PASSAGE TO READ »

-- Opening Marker --

By Hannah Budnitz and Emmanouil Tranos
When COVID saw the UK government tell people to work from home in early 2020, the expectation was that they would use digital technologies to do so. Scientists worldwide have since highlighted how the pandemic has intensified the effect of the digital divide (the gap between those who have access to the latest technology and those who do not).
Amid its COVID recovery plans for England, the UK government is aiming to expand digital infrastructure, 5G and fibre optic broadband across the country.
As our research shows, however, bridging the digital divide is about more than making sure everyone has access to digital infrastructure and having the skills to use it. Communication scientists speak of the third level of the digital divide: the capacity to use digital technologies to enhance economic activities.
Patterns of demand
Household demand for bandwidth to download large video files or stream faster from online television services has been growing for a long time. Conversely, until the pandemic hit, relatively few people were using data at a volume that would have affected network performance.
When half the workforce started working from home, however, and the country’s schoolchildren and students were sent home too, videoconferencing took off. We expected this extreme demand for telecommuting during working hours to change the pattern of internet use and broadband performance.
To determine how this affected the economic resilience of different places — their capacity to maintain economic activity — during the pandemic, we analysed data on the upload and download speeds that internet users experienced during the first UK lockdown in 2020.
We found that patterns of demand changed a lot in most of the UK, both in terms of download and upload speeds. People weren’t only using the internet to download data (movies or music, for example) but to upload data, primarily for videoconferencing. Zoom, after all, counted 300 million daily meeting participants worldwide at its April 2020 peak.
Socio-economic correlations
Now, only half of the UK’s workforce were able to continue working remotely. The other half still had to go into work or were furloughed.
To understand whether existing economic divides and digital divides overlapped or diverged, we first created clusters of local authorities based on upload internet speeds as experienced by internet users in these places during the lockdown. We then correlated these clusters with various economic and geographical variables: distances to cities, the north-south economic divide, different occupations, average earnings, number of jobs and businesses, and furlough numbers.

-- Closing Marker --

REQUIREMENT 1 » Quote the digital divide article word for word, starting with "By Hannah Budnitz" and going on through "who do not).".
REQUIREMENT 2 » According to the digital divide article, why did the authors expect the pattern of internet use and broadband performance to change during the first lockdown? Answer in one to three sentences.
REQUIREMENT 3 » Render this sentence from the digital divide article in Spanish: "Now, only half of the UK’s workforce were able to continue working remotely."

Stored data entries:
-- Opening Marker --

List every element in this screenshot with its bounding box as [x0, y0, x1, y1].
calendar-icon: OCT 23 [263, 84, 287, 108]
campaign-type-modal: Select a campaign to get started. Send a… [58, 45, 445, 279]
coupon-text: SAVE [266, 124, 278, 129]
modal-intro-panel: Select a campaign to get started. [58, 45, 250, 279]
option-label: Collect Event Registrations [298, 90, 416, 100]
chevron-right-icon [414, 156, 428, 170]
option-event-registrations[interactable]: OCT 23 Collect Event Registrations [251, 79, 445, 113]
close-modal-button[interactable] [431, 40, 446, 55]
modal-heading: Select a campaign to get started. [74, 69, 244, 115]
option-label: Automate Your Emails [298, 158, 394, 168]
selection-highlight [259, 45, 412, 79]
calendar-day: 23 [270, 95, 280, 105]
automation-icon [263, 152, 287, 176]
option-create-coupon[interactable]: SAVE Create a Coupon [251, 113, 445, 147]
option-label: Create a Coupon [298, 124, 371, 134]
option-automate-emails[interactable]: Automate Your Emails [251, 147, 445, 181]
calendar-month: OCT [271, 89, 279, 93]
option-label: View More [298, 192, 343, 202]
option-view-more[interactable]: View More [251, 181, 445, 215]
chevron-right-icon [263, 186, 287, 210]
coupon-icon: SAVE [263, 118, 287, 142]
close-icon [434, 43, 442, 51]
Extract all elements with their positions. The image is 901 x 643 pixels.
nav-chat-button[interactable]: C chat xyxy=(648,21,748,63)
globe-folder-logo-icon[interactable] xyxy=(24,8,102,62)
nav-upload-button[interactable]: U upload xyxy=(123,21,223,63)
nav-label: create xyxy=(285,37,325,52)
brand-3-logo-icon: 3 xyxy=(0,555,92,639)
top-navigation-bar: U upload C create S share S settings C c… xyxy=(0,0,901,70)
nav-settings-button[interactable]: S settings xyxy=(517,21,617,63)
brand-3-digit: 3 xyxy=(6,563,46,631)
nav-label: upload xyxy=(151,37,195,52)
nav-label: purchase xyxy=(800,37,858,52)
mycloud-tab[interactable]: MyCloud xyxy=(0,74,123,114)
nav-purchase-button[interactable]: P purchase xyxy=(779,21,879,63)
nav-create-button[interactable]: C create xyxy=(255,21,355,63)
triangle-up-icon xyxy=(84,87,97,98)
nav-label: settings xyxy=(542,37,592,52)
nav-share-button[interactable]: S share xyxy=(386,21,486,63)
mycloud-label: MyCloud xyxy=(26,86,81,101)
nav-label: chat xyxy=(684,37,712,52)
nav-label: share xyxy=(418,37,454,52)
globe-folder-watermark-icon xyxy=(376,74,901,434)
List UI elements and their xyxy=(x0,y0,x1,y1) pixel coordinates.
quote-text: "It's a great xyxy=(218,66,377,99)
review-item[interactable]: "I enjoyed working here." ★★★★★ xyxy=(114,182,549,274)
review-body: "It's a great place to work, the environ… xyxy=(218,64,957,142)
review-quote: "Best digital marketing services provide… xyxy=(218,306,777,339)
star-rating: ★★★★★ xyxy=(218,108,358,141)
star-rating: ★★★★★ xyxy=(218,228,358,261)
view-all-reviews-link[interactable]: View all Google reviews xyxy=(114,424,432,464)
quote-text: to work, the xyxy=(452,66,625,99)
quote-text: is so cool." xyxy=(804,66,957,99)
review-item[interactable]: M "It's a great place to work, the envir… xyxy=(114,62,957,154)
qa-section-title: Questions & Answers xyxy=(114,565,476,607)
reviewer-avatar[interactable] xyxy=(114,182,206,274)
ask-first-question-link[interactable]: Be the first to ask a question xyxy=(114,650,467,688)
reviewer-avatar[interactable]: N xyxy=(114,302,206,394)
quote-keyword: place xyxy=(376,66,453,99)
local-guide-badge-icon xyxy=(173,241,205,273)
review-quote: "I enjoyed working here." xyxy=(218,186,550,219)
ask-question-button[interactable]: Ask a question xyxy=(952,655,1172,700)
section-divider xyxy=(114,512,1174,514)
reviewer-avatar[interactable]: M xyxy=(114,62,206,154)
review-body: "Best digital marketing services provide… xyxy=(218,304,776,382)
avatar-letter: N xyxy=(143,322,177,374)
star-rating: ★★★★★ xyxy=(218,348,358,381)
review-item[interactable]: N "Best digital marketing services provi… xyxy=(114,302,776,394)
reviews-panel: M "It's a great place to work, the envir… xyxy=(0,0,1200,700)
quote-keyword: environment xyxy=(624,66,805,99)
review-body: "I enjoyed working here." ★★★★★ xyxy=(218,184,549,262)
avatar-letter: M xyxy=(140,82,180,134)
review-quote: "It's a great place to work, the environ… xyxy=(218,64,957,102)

-- Closing Marker --

RESPONSE BOX 1 »
By Hannah Budnitz and Emmanouil Tranos
When COVID saw the UK government tell people to work from home in early 2020, the expectation was that they would use digital technologies to do so. Scientists worldwide have since highlighted how the pandemic has intensified the effect of the digital divide (the gap between those who have access to the latest technology and those who do not).

RESPONSE BOX 2 » Half the workforce started working from home, and schoolchildren and students were sent home too, so videoconferencing took off. The authors expected this extreme demand for telecommuting during working hours to change internet use and broadband performance.

RESPONSE BOX 3 » Ahora bien, solo la mitad de la población activa del Reino Unido pudo seguir trabajando a distancia.